• **The exercise**
Copy out all of the data exactly as it appears.

• **Entries**
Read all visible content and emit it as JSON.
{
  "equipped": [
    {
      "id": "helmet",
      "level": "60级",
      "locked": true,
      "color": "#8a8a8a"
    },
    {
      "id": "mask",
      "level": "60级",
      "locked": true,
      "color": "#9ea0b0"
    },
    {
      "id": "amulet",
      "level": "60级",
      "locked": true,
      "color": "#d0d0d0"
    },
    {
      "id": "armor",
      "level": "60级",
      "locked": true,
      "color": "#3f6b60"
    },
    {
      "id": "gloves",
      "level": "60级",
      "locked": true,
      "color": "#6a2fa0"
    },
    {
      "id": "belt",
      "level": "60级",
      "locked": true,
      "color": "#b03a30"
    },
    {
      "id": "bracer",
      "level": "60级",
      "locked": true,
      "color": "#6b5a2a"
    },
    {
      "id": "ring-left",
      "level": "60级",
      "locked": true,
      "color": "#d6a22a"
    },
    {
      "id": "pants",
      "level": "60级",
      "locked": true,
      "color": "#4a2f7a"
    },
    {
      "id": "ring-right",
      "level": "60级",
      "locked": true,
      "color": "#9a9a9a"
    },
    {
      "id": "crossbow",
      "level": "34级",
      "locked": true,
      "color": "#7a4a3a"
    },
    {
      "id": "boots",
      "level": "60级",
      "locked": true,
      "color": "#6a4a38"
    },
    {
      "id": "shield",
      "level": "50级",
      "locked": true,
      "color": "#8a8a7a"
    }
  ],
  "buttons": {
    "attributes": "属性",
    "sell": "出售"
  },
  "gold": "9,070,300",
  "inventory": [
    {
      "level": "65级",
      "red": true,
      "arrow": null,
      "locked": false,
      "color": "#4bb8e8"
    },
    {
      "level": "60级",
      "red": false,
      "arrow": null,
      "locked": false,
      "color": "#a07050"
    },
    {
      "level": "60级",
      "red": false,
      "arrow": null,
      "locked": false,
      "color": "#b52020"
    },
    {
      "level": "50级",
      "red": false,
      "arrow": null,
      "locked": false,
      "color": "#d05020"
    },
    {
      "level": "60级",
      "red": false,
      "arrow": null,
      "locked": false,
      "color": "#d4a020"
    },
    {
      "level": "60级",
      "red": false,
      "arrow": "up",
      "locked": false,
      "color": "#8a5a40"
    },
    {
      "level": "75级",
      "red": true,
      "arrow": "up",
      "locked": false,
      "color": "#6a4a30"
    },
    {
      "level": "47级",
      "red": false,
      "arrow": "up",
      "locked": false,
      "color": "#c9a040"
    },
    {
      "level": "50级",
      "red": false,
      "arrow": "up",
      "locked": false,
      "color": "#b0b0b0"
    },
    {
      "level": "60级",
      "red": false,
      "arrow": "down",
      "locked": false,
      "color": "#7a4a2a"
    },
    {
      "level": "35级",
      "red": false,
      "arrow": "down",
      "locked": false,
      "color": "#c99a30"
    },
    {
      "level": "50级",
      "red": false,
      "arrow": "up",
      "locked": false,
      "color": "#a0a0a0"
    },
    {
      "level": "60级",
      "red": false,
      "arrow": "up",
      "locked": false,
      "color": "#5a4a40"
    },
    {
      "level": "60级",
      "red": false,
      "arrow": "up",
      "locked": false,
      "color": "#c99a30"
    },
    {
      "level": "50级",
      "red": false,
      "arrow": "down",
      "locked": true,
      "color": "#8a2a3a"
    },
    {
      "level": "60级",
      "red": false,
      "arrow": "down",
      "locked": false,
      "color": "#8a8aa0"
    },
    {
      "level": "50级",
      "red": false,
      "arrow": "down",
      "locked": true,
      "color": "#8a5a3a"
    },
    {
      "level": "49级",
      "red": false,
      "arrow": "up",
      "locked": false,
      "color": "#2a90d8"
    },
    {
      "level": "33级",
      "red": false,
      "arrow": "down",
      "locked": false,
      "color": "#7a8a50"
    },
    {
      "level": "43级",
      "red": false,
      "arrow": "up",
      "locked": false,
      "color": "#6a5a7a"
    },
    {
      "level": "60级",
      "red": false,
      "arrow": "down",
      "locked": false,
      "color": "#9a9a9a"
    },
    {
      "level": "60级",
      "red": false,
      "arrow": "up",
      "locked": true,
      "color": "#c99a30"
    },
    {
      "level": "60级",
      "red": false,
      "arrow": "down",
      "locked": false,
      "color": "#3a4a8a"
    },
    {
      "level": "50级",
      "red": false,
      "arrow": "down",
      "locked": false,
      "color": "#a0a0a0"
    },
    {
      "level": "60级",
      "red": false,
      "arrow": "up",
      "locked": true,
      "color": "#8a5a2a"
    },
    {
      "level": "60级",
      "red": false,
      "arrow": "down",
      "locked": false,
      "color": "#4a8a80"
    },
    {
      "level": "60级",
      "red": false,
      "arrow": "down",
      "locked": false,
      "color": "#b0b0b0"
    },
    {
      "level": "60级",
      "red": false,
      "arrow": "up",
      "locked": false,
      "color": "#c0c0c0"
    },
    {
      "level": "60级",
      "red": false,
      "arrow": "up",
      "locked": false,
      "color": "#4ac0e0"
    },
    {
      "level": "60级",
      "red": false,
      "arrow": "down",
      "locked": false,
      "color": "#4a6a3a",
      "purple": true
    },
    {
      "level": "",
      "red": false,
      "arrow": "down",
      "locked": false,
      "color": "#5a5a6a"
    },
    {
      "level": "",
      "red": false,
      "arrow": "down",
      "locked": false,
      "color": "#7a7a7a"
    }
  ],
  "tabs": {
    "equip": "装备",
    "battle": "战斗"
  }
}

• **Answer to the exercise**
Read all visible content and emit it as JSON.
{
  "equipped": [
    {
      "id": "helmet",
      "level": "60级",
      "locked": true,
      "color": "#8a8a8a"
    },
    {
      "id": "mask",
      "level": "60级",
      "locked": true,
      "color": "#9ea0b0"
    },
    {
      "id": "amulet",
      "level": "60级",
      "locked": true,
      "color": "#d0d0d0"
    },
    {
      "id": "armor",
      "level": "60级",
      "locked": true,
      "color": "#3f6b60"
    },
    {
      "id": "gloves",
      "level": "60级",
      "locked": true,
      "color": "#6a2fa0"
    },
    {
      "id": "belt",
      "level": "60级",
      "locked": true,
      "color": "#b03a30"
    },
    {
      "id": "bracer",
      "level": "60级",
      "locked": true,
      "color": "#6b5a2a"
    },
    {
      "id": "ring-left",
      "level": "60级",
      "locked": true,
      "color": "#d6a22a"
    },
    {
      "id": "pants",
      "level": "60级",
      "locked": true,
      "color": "#4a2f7a"
    },
    {
      "id": "ring-right",
      "level": "60级",
      "locked": true,
      "color": "#9a9a9a"
    },
    {
      "id": "crossbow",
      "level": "34级",
      "locked": true,
      "color": "#7a4a3a"
    },
    {
      "id": "boots",
      "level": "60级",
      "locked": true,
      "color": "#6a4a38"
    },
    {
      "id": "shield",
      "level": "50级",
      "locked": true,
      "color": "#8a8a7a"
    }
  ],
  "buttons": {
    "attributes": "属性",
    "sell": "出售"
  },
  "gold": "9,070,300",
  "inventory": [
    {
      "level": "65级",
      "red": true,
      "arrow": null,
      "locked": false,
      "color": "#4bb8e8"
    },
    {
      "level": "60级",
      "red": false,
      "arrow": null,
      "locked": false,
      "color": "#a07050"
    },
    {
      "level": "60级",
      "red": false,
      "arrow": null,
      "locked": false,
      "color": "#b52020"
    },
    {
      "level": "50级",
      "red": false,
      "arrow": null,
      "locked": false,
      "color": "#d05020"
    },
    {
      "level": "60级",
      "red": false,
      "arrow": null,
      "locked": false,
      "color": "#d4a020"
    },
    {
      "level": "60级",
      "red": false,
      "arrow": "up",
      "locked": false,
      "color": "#8a5a40"
    },
    {
      "level": "75级",
      "red": true,
      "arrow": "up",
      "locked": false,
      "color": "#6a4a30"
    },
    {
      "level": "47级",
      "red": false,
      "arrow": "up",
      "locked": false,
      "color": "#c9a040"
    },
    {
      "level": "50级",
      "red": false,
      "arrow": "up",
      "locked": false,
      "color": "#b0b0b0"
    },
    {
      "level": "60级",
      "red": false,
      "arrow": "down",
      "locked": false,
      "color": "#7a4a2a"
    },
    {
      "level": "35级",
      "red": false,
      "arrow": "down",
      "locked": false,
      "color": "#c99a30"
    },
    {
      "level": "50级",
      "red": false,
      "arrow": "up",
      "locked": false,
      "color": "#a0a0a0"
    },
    {
      "level": "60级",
      "red": false,
      "arrow": "up",
      "locked": false,
      "color": "#5a4a40"
    },
    {
      "level": "60级",
      "red": false,
      "arrow": "up",
      "locked": false,
      "color": "#c99a30"
    },
    {
      "level": "50级",
      "red": false,
      "arrow": "down",
      "locked": true,
      "color": "#8a2a3a"
    },
    {
      "level": "60级",
      "red": false,
      "arrow": "down",
      "locked": false,
      "color": "#8a8aa0"
    },
    {
      "level": "50级",
      "red": false,
      "arrow": "down",
      "locked": true,
      "color": "#8a5a3a"
    },
    {
      "level": "49级",
      "red": false,
      "arrow": "up",
      "locked": false,
      "color": "#2a90d8"
    },
    {
      "level": "33级",
      "red": false,
      "arrow": "down",
      "locked": false,
      "color": "#7a8a50"
    },
    {
      "level": "43级",
      "red": false,
      "arrow": "up",
      "locked": false,
      "color": "#6a5a7a"
    },
    {
      "level": "60级",
      "red": false,
      "arrow": "down",
      "locked": false,
      "color": "#9a9a9a"
    },
    {
      "level": "60级",
      "red": false,
      "arrow": "up",
      "locked": true,
      "color": "#c99a30"
    },
    {
      "level": "60级",
      "red": false,
      "arrow": "down",
      "locked": false,
      "color": "#3a4a8a"
    },
    {
      "level": "50级",
      "red": false,
      "arrow": "down",
      "locked": false,
      "color": "#a0a0a0"
    },
    {
      "level": "60级",
      "red": false,
      "arrow": "up",
      "locked": true,
      "color": "#8a5a2a"
    },
    {
      "level": "60级",
      "red": false,
      "arrow": "down",
      "locked": false,
      "color": "#4a8a80"
    },
    {
      "level": "60级",
      "red": false,
      "arrow": "down",
      "locked": false,
      "color": "#b0b0b0"
    },
    {
      "level": "60级",
      "red": false,
      "arrow": "up",
      "locked": false,
      "color": "#c0c0c0"
    },
    {
      "level": "60级",
      "red": false,
      "arrow": "up",
      "locked": false,
      "color": "#4ac0e0"
    },
    {
      "level": "60级",
      "red": false,
      "arrow": "down",
      "locked": false,
      "color": "#4a6a3a",
      "purple": true
    },
    {
      "level": "",
      "red": false,
      "arrow": "down",
      "locked": false,
      "color": "#5a5a6a"
    },
    {
      "level": "",
      "red": false,
      "arrow": "down",
      "locked": false,
      "color": "#7a7a7a"
    }
  ],
  "tabs": {
    "equip": "装备",
    "battle": "战斗"
  }
}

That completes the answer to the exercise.